## Begin Materials provided

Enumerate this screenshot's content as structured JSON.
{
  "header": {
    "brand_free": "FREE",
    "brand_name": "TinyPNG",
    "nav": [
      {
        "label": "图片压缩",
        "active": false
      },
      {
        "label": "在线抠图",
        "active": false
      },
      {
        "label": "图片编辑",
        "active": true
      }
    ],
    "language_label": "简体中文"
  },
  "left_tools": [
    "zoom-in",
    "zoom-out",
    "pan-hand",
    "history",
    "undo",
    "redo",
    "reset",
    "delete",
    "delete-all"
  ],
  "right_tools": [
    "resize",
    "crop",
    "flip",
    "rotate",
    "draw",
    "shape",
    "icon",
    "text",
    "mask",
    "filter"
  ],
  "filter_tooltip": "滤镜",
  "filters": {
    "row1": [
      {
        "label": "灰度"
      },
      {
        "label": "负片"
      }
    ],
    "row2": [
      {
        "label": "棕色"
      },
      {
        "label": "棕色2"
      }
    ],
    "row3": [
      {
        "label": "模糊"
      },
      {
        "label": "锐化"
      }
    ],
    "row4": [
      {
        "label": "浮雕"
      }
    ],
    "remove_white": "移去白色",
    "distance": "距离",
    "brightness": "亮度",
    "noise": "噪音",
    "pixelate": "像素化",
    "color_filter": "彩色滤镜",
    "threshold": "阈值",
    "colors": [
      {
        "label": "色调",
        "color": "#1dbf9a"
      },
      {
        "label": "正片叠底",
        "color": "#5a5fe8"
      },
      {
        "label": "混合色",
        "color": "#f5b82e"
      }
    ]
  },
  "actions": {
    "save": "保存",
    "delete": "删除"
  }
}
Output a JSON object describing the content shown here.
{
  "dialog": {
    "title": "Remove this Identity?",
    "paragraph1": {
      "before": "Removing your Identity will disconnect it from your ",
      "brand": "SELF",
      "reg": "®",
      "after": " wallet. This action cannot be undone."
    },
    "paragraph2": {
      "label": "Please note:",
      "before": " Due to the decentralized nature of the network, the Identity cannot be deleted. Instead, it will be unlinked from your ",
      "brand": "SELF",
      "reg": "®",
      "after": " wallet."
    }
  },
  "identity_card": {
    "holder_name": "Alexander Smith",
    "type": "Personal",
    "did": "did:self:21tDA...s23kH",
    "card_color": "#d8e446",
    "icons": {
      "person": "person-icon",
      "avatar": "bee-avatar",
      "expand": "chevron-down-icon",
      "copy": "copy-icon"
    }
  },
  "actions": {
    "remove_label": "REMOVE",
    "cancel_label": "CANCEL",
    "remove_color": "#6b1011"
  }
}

## End Materials provided

Write every line of the material above again, exactly.

Finished exercise.
Enumerate this screenshot's content as structured JSON.
{
  "header": {
    "brand_free": "FREE",
    "brand_name": "TinyPNG",
    "nav": [
      {
        "label": "图片压缩",
        "active": false
      },
      {
        "label": "在线抠图",
        "active": false
      },
      {
        "label": "图片编辑",
        "active": true
      }
    ],
    "language_label": "简体中文"
  },
  "left_tools": [
    "zoom-in",
    "zoom-out",
    "pan-hand",
    "history",
    "undo",
    "redo",
    "reset",
    "delete",
    "delete-all"
  ],
  "right_tools": [
    "resize",
    "crop",
    "flip",
    "rotate",
    "draw",
    "shape",
    "icon",
    "text",
    "mask",
    "filter"
  ],
  "filter_tooltip": "滤镜",
  "filters": {
    "row1": [
      {
        "label": "灰度"
      },
      {
        "label": "负片"
      }
    ],
    "row2": [
      {
        "label": "棕色"
      },
      {
        "label": "棕色2"
      }
    ],
    "row3": [
      {
        "label": "模糊"
      },
      {
        "label": "锐化"
      }
    ],
    "row4": [
      {
        "label": "浮雕"
      }
    ],
    "remove_white": "移去白色",
    "distance": "距离",
    "brightness": "亮度",
    "noise": "噪音",
    "pixelate": "像素化",
    "color_filter": "彩色滤镜",
    "threshold": "阈值",
    "colors": [
      {
        "label": "色调",
        "color": "#1dbf9a"
      },
      {
        "label": "正片叠底",
        "color": "#5a5fe8"
      },
      {
        "label": "混合色",
        "color": "#f5b82e"
      }
    ]
  },
  "actions": {
    "save": "保存",
    "delete": "删除"
  }
}
Output a JSON object describing the content shown here.
{
  "dialog": {
    "title": "Remove this Identity?",
    "paragraph1": {
      "before": "Removing your Identity will disconnect it from your ",
      "brand": "SELF",
      "reg": "®",
      "after": " wallet. This action cannot be undone."
    },
    "paragraph2": {
      "label": "Please note:",
      "before": " Due to the decentralized nature of the network, the Identity cannot be deleted. Instead, it will be unlinked from your ",
      "brand": "SELF",
      "reg": "®",
      "after": " wallet."
    }
  },
  "identity_card": {
    "holder_name": "Alexander Smith",
    "type": "Personal",
    "did": "did:self:21tDA...s23kH",
    "card_color": "#d8e446",
    "icons": {
      "person": "person-icon",
      "avatar": "bee-avatar",
      "expand": "chevron-down-icon",
      "copy": "copy-icon"
    }
  },
  "actions": {
    "remove_label": "REMOVE",
    "cancel_label": "CANCEL",
    "remove_color": "#6b1011"
  }
}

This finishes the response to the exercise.